| WORK REQUIRED |
Each line of the material must be returned exactly.

Excerpts from a figure dataset:
□ □ □

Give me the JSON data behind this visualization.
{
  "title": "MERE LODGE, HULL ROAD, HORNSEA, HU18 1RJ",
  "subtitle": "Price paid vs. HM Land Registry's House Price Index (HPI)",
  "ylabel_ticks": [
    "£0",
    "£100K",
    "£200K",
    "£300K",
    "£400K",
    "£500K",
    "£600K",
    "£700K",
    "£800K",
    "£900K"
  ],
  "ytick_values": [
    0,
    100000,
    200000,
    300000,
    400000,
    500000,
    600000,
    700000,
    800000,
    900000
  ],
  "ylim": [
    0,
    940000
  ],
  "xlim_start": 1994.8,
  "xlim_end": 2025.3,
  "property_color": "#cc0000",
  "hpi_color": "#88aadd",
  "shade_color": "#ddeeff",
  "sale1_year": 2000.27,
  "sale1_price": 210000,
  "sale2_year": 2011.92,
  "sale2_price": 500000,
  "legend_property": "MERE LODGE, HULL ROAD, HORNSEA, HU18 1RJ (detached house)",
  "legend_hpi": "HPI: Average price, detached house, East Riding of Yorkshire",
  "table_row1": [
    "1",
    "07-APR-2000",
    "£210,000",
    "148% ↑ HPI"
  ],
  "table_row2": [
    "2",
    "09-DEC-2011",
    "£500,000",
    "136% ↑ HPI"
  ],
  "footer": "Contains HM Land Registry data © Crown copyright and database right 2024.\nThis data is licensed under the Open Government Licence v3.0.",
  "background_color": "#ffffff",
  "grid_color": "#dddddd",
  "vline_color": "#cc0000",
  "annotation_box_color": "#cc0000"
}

□ □ □

| ANSWER FOR THIS EXERCISE |
Give me the JSON data behind this visualization.
{
  "title": "MERE LODGE, HULL ROAD, HORNSEA, HU18 1RJ",
  "subtitle": "Price paid vs. HM Land Registry's House Price Index (HPI)",
  "ylabel_ticks": [
    "£0",
    "£100K",
    "£200K",
    "£300K",
    "£400K",
    "£500K",
    "£600K",
    "£700K",
    "£800K",
    "£900K"
  ],
  "ytick_values": [
    0,
    100000,
    200000,
    300000,
    400000,
    500000,
    600000,
    700000,
    800000,
    900000
  ],
  "ylim": [
    0,
    940000
  ],
  "xlim_start": 1994.8,
  "xlim_end": 2025.3,
  "property_color": "#cc0000",
  "hpi_color": "#88aadd",
  "shade_color": "#ddeeff",
  "sale1_year": 2000.27,
  "sale1_price": 210000,
  "sale2_year": 2011.92,
  "sale2_price": 500000,
  "legend_property": "MERE LODGE, HULL ROAD, HORNSEA, HU18 1RJ (detached house)",
  "legend_hpi": "HPI: Average price, detached house, East Riding of Yorkshire",
  "table_row1": [
    "1",
    "07-APR-2000",
    "£210,000",
    "148% ↑ HPI"
  ],
  "table_row2": [
    "2",
    "09-DEC-2011",
    "£500,000",
    "136% ↑ HPI"
  ],
  "footer": "Contains HM Land Registry data © Crown copyright and database right 2024.\nThis data is licensed under the Open Government Licence v3.0.",
  "background_color": "#ffffff",
  "grid_color": "#dddddd",
  "vline_color": "#cc0000",
  "annotation_box_color": "#cc0000"
}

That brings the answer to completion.